● Given request
Show all lines from the listing below that contain "twitter".

● Supplied entries
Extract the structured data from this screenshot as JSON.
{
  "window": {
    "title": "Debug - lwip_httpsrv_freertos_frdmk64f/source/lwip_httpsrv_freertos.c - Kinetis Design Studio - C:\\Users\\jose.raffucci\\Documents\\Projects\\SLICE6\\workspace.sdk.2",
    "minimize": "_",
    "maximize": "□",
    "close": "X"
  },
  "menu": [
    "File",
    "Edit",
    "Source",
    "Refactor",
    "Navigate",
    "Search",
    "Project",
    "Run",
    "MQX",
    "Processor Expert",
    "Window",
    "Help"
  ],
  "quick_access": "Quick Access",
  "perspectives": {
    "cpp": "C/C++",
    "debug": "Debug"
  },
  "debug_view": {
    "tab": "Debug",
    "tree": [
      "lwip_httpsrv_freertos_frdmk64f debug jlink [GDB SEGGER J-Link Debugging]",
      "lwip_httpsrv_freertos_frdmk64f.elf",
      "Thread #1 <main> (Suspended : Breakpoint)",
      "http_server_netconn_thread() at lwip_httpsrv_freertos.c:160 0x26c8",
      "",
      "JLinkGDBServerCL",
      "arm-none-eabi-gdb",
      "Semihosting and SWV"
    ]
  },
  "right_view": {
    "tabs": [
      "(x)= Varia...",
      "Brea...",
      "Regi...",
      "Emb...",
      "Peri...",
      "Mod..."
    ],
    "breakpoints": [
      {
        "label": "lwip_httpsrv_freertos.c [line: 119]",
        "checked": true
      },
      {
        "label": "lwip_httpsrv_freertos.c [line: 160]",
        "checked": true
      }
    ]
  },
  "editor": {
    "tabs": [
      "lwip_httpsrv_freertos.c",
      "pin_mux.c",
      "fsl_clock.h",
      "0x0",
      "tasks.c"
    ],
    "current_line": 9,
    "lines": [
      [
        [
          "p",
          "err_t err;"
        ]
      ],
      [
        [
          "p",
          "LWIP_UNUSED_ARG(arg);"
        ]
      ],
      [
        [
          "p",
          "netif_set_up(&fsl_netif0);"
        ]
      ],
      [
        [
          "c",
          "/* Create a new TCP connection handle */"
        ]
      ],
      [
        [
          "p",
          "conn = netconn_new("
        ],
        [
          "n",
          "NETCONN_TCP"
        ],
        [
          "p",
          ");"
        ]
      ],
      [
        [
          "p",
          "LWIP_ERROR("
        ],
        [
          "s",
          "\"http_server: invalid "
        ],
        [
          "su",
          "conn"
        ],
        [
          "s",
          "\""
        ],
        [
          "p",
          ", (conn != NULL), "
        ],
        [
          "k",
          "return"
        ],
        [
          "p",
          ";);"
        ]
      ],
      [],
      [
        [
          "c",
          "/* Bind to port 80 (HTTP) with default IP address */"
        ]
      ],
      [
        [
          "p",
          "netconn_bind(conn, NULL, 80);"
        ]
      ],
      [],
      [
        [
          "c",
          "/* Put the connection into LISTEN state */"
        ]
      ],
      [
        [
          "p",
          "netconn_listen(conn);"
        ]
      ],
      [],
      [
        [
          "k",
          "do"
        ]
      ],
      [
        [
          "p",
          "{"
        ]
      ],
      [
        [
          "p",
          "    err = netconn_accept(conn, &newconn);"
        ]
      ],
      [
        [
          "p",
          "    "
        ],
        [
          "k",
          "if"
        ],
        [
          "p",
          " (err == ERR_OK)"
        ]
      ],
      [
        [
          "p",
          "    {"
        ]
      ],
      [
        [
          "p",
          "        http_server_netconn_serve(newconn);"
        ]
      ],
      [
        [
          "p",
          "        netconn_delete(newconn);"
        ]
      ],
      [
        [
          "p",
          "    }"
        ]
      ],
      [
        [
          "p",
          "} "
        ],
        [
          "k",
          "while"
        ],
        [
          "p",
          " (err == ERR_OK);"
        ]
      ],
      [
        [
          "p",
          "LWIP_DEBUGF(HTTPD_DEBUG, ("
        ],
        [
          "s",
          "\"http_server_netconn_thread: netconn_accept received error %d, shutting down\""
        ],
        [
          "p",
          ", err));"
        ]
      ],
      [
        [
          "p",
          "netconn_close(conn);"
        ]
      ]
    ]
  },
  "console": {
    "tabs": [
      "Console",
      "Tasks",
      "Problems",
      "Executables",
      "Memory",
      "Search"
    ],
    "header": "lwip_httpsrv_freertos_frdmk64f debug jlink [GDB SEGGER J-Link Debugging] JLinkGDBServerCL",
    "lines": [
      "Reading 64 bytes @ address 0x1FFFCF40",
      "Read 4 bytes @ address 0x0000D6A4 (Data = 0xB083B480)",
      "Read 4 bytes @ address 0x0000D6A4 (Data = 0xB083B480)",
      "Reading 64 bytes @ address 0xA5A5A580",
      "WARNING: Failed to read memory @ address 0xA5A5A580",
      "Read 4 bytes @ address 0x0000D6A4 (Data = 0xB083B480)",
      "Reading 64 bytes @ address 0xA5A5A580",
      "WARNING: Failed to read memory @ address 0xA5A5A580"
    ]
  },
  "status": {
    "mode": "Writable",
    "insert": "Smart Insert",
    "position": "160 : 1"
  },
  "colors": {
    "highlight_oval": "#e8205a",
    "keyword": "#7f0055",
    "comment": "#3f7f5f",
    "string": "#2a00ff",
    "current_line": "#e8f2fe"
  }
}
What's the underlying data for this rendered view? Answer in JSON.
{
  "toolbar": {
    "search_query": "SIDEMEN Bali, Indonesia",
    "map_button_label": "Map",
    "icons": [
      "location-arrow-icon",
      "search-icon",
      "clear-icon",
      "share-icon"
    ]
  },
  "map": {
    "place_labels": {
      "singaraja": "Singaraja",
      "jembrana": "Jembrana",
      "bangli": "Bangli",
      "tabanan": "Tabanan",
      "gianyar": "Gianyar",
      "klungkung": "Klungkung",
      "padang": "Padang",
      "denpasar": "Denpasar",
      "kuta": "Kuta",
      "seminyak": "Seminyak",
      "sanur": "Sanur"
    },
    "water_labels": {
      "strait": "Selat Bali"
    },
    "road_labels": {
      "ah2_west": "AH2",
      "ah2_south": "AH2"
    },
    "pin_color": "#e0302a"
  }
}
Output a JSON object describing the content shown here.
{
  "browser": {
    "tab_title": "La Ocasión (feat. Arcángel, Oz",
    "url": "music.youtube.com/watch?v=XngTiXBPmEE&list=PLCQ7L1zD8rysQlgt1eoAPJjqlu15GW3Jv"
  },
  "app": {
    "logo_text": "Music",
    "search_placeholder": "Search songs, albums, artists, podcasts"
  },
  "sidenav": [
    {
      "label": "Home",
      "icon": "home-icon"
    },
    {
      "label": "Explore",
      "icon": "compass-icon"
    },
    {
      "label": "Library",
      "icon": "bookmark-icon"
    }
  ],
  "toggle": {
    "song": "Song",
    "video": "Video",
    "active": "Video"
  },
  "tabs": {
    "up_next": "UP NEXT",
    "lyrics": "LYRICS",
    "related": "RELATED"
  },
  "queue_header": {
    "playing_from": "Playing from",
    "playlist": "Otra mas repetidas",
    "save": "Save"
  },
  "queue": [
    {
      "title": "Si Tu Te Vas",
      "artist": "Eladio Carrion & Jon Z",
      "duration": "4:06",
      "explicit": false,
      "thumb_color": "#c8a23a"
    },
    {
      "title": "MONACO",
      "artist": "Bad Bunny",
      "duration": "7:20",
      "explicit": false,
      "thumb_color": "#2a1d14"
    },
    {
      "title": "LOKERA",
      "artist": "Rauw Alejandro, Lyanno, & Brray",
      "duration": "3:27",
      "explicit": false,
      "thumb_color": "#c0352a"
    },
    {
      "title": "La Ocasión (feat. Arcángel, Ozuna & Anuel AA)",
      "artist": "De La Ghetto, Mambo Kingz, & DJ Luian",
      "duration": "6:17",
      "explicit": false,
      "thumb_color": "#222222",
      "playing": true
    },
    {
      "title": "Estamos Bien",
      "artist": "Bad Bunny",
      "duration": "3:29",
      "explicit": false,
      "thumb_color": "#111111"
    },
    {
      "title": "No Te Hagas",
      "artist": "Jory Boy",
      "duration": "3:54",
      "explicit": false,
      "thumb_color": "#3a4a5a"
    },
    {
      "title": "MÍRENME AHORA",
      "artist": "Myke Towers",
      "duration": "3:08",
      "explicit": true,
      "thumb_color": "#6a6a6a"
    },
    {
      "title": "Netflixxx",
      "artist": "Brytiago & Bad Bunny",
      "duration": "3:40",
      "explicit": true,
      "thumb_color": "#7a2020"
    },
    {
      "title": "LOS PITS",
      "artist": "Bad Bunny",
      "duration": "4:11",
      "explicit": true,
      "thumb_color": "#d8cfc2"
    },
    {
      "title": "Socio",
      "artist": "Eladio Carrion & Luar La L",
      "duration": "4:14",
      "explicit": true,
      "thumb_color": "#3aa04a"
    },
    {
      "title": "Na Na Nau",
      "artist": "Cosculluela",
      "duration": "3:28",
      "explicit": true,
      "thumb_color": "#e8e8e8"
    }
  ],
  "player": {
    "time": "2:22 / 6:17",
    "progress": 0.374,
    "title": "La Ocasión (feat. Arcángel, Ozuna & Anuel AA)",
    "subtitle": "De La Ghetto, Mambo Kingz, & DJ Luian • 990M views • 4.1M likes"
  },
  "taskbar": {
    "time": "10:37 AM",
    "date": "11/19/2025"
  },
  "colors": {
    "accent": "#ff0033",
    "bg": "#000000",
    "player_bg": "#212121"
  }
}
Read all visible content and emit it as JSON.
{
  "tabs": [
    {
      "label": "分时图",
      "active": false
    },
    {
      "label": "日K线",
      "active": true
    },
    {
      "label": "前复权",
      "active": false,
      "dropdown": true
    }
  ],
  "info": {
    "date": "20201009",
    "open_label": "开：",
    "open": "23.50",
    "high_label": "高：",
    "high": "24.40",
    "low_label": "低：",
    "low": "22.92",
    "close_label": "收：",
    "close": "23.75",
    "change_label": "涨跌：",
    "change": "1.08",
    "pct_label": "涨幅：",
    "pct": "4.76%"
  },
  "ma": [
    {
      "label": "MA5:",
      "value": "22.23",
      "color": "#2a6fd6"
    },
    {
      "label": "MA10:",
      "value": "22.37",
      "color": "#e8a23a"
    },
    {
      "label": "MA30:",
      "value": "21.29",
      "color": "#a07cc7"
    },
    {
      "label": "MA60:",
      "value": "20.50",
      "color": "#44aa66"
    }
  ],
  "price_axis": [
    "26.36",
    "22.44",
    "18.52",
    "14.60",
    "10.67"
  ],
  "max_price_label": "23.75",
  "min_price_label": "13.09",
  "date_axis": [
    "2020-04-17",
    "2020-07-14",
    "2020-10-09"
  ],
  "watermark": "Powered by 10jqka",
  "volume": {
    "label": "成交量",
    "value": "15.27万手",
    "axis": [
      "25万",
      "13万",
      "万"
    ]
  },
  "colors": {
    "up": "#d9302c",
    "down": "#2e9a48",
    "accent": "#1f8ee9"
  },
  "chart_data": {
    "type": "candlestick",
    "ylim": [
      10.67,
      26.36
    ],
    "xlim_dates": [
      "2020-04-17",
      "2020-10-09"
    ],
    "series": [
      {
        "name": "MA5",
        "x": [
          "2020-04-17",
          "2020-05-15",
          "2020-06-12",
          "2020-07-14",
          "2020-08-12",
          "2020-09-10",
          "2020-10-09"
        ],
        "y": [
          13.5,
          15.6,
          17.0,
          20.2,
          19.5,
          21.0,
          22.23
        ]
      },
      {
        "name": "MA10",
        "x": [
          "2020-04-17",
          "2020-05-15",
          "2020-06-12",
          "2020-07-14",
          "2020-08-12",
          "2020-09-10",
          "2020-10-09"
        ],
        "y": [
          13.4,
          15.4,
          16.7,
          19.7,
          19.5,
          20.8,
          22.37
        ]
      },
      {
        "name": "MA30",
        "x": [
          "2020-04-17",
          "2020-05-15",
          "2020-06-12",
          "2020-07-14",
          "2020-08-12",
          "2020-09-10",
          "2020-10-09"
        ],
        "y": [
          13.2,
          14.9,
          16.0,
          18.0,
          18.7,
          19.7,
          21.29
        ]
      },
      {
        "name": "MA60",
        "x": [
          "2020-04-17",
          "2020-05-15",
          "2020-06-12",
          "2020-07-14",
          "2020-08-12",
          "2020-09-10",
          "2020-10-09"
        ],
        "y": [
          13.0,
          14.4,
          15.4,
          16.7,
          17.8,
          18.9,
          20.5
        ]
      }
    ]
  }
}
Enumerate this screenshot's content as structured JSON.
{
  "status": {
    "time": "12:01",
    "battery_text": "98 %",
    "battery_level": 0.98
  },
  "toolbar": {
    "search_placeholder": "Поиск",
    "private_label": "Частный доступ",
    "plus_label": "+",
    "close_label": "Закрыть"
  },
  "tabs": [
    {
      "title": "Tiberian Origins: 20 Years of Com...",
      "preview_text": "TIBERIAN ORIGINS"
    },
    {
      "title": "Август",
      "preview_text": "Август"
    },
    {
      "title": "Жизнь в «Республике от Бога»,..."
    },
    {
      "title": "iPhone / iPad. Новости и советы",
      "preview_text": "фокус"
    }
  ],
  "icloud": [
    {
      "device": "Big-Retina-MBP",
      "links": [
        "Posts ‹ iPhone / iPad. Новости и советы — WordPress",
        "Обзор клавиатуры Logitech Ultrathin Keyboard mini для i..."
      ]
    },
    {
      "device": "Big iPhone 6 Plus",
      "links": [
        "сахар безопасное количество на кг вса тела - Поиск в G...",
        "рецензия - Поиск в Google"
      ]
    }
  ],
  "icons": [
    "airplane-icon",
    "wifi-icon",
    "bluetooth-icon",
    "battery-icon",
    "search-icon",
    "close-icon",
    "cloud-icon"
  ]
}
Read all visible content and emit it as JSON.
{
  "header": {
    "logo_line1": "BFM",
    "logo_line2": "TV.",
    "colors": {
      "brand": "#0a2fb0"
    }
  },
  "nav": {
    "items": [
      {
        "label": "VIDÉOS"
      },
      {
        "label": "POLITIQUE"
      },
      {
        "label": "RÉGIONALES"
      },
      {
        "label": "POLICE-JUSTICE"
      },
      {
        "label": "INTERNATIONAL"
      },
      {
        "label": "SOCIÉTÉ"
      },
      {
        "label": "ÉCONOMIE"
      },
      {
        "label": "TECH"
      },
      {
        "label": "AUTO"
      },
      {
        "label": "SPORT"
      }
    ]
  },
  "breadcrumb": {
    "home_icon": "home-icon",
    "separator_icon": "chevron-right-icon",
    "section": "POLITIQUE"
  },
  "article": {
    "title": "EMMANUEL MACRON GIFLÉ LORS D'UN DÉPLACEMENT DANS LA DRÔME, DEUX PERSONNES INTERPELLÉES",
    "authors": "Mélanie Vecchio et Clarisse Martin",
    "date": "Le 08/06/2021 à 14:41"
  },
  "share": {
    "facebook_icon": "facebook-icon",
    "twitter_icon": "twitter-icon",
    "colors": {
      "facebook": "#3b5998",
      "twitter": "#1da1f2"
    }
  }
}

● Exercise response
    "twitter_icon": "twitter-icon",
      "twitter": "#1da1f2"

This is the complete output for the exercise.